-- Requirement --
Collect every line of the records below that contains the word "this".

-- Dataset entries --
>> start

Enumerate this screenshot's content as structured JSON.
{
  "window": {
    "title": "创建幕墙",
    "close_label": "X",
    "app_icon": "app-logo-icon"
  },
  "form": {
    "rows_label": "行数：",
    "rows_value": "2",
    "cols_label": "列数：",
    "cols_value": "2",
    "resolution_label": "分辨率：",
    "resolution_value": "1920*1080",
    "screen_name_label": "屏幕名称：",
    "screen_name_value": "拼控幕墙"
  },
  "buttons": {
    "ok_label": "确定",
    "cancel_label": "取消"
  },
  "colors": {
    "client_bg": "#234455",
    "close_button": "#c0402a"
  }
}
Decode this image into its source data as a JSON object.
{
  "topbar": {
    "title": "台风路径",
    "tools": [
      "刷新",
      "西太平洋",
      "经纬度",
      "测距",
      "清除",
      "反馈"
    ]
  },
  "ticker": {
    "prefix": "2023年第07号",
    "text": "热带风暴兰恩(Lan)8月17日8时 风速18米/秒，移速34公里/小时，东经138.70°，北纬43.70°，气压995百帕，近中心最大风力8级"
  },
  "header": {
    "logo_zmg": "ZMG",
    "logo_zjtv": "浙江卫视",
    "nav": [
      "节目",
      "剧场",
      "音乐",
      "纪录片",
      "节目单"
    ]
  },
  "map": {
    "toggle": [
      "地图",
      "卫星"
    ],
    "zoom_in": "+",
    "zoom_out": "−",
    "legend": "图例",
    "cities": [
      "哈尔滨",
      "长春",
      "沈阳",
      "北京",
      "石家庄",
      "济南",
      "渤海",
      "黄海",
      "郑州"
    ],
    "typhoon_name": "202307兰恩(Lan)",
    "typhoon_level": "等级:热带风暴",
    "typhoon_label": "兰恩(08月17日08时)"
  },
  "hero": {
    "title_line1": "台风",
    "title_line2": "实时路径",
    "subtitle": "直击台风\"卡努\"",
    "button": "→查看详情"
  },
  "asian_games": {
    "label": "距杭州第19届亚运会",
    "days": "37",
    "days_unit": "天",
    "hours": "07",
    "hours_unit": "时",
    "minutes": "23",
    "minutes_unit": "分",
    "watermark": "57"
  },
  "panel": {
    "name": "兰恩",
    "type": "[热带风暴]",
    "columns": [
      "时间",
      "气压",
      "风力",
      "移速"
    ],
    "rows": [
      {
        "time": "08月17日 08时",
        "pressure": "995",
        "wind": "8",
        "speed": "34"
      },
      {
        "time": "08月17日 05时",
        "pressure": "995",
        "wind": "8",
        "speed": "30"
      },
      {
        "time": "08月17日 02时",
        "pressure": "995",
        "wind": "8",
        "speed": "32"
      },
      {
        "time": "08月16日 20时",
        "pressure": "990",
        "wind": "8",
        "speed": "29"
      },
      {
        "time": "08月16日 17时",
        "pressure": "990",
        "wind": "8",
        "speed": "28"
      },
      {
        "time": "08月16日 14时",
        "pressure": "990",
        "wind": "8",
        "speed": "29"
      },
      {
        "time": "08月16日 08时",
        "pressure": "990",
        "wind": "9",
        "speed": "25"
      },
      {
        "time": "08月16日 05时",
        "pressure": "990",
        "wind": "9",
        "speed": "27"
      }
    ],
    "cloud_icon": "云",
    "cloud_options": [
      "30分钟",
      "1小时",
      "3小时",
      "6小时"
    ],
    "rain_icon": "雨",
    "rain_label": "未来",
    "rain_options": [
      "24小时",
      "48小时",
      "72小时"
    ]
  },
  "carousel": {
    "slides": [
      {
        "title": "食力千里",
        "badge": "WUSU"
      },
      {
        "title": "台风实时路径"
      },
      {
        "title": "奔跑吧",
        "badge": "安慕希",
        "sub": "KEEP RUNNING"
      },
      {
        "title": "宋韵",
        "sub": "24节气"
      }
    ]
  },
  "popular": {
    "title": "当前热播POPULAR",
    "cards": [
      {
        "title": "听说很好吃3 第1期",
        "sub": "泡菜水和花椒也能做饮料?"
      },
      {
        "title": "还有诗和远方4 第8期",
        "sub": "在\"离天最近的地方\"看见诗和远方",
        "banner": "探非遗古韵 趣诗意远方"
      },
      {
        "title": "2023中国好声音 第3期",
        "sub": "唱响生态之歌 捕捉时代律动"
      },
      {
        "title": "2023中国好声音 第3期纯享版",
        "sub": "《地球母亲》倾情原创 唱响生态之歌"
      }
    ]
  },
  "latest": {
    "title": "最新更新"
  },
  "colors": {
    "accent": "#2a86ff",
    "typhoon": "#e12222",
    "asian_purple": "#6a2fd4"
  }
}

>> end

-- Correct answer --
Enumerate this screenshot's content as structured JSON.
Decode this image into its source data as a JSON object.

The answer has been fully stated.